### Exercise aim
In the entries that follow, how many lines hold the string "fees"? Give only that number.

[Saved data entries]

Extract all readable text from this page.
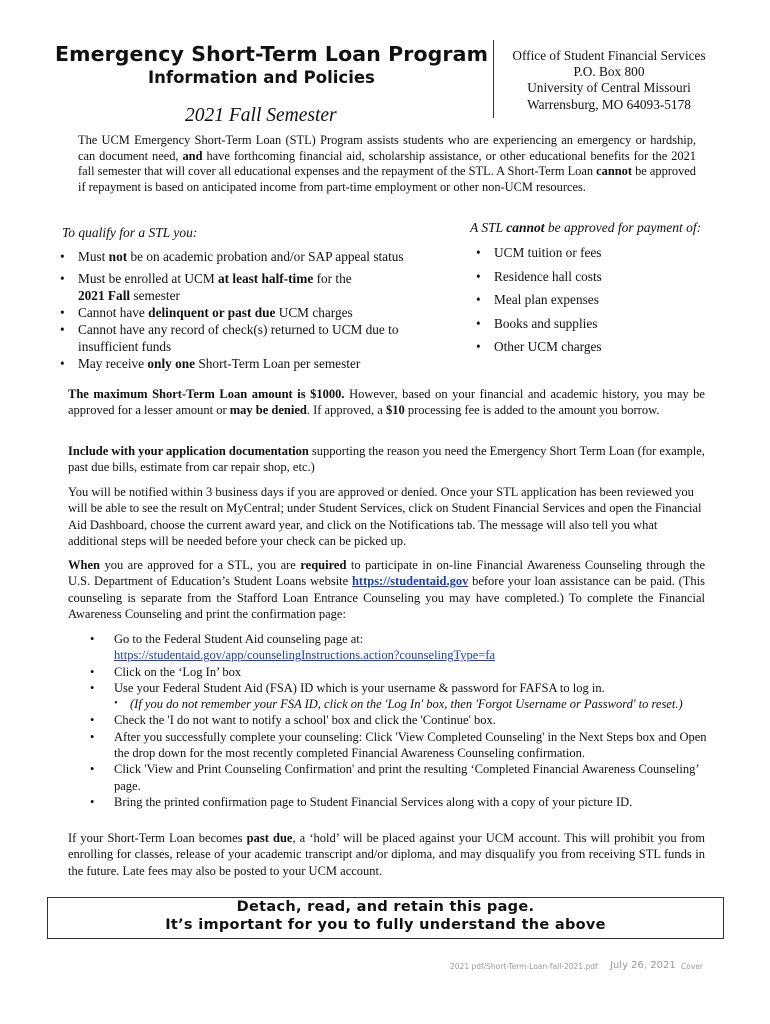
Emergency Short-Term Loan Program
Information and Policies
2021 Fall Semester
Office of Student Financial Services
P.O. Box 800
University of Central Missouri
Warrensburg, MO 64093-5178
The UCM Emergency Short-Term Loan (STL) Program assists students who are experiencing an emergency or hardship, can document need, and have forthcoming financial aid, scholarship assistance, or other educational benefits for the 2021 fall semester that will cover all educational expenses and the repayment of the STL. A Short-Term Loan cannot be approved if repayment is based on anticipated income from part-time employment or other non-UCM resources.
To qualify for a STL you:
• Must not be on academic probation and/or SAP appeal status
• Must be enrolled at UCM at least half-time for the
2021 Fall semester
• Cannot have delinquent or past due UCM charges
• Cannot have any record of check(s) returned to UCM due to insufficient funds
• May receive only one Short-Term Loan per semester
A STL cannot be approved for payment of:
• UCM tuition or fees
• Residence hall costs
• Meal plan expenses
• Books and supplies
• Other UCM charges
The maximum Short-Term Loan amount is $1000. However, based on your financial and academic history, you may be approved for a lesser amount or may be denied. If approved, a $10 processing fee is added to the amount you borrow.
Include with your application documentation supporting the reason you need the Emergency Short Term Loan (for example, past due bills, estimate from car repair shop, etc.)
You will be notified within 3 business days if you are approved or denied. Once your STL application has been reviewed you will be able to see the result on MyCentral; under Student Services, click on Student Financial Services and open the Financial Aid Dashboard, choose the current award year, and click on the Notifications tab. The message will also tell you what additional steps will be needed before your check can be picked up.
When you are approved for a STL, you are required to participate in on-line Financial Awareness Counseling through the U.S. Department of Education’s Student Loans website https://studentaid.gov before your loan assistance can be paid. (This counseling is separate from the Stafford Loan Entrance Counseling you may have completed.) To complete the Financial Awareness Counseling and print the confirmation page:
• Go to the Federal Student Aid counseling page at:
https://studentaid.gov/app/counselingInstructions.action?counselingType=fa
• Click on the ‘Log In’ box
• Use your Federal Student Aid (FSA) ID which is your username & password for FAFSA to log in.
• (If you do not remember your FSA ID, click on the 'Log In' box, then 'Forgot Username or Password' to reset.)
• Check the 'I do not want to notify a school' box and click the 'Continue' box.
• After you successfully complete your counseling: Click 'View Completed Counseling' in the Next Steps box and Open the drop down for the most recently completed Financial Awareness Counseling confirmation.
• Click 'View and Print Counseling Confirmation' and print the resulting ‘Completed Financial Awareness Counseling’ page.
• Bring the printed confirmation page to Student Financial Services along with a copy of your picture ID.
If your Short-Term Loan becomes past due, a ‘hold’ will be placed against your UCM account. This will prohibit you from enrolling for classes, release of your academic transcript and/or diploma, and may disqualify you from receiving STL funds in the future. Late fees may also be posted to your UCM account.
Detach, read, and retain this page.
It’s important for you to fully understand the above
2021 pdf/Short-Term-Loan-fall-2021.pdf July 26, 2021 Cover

...

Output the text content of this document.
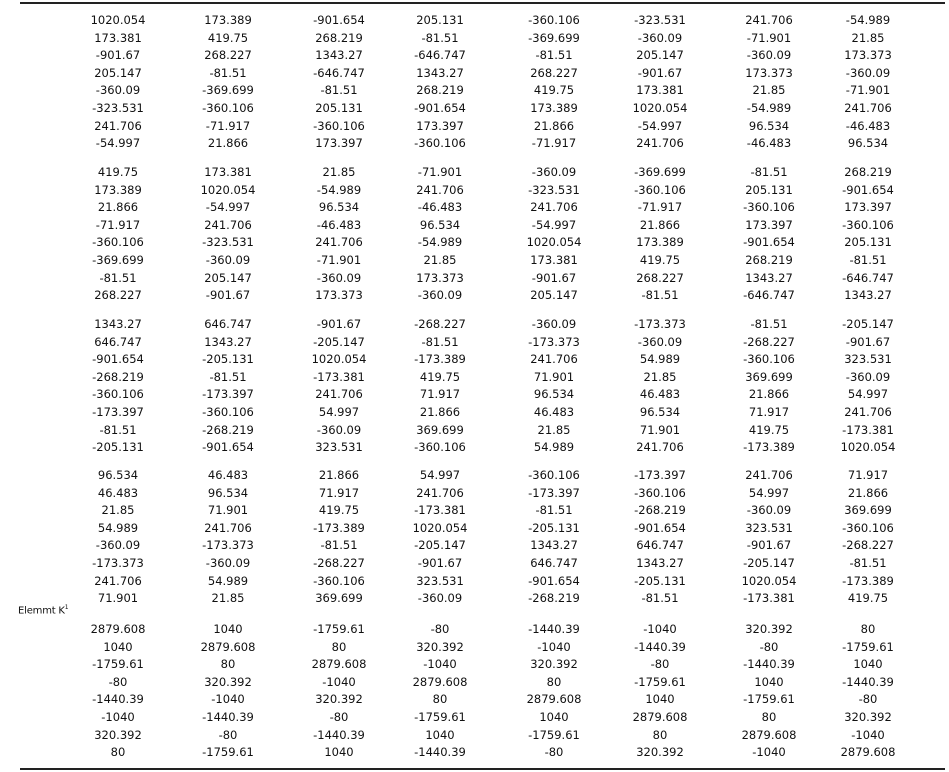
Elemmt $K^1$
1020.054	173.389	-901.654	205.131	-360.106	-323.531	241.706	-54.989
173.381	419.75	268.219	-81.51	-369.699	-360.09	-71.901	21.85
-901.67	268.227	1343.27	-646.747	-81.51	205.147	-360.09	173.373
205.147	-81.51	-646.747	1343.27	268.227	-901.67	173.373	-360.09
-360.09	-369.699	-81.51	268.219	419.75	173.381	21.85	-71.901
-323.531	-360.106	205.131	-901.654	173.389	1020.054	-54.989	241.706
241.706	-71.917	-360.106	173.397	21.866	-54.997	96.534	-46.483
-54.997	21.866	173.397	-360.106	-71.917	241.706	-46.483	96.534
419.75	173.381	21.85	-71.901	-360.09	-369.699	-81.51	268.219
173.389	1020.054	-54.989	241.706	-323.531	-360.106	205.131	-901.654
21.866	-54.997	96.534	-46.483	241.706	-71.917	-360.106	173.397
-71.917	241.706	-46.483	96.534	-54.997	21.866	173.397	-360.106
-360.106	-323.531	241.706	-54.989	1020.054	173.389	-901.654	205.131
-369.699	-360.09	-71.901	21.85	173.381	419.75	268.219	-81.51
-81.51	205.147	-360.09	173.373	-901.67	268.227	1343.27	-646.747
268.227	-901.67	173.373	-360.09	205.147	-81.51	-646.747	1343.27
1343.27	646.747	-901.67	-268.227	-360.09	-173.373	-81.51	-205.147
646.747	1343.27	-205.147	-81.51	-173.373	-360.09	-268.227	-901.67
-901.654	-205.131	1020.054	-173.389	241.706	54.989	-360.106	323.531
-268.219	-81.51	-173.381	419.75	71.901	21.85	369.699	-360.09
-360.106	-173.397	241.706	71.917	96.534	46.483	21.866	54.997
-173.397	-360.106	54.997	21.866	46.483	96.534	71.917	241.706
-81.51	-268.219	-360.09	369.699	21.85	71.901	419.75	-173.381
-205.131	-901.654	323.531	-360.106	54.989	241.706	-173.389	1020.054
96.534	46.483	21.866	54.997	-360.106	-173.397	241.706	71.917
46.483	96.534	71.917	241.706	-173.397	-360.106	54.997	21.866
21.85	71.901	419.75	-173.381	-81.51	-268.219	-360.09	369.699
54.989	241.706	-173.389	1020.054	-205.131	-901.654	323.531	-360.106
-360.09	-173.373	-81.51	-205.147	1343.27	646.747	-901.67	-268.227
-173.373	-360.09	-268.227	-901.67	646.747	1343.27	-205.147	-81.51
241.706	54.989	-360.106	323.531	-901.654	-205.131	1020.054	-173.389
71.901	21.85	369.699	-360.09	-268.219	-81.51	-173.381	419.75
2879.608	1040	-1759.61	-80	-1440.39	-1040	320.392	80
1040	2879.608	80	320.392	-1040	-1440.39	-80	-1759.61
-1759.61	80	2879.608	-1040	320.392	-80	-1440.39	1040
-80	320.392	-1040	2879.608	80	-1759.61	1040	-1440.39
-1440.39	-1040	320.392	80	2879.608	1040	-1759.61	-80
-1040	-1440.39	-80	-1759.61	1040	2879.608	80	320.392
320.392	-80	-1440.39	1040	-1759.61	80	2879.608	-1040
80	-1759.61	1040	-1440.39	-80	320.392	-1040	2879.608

### Response for this exercise
2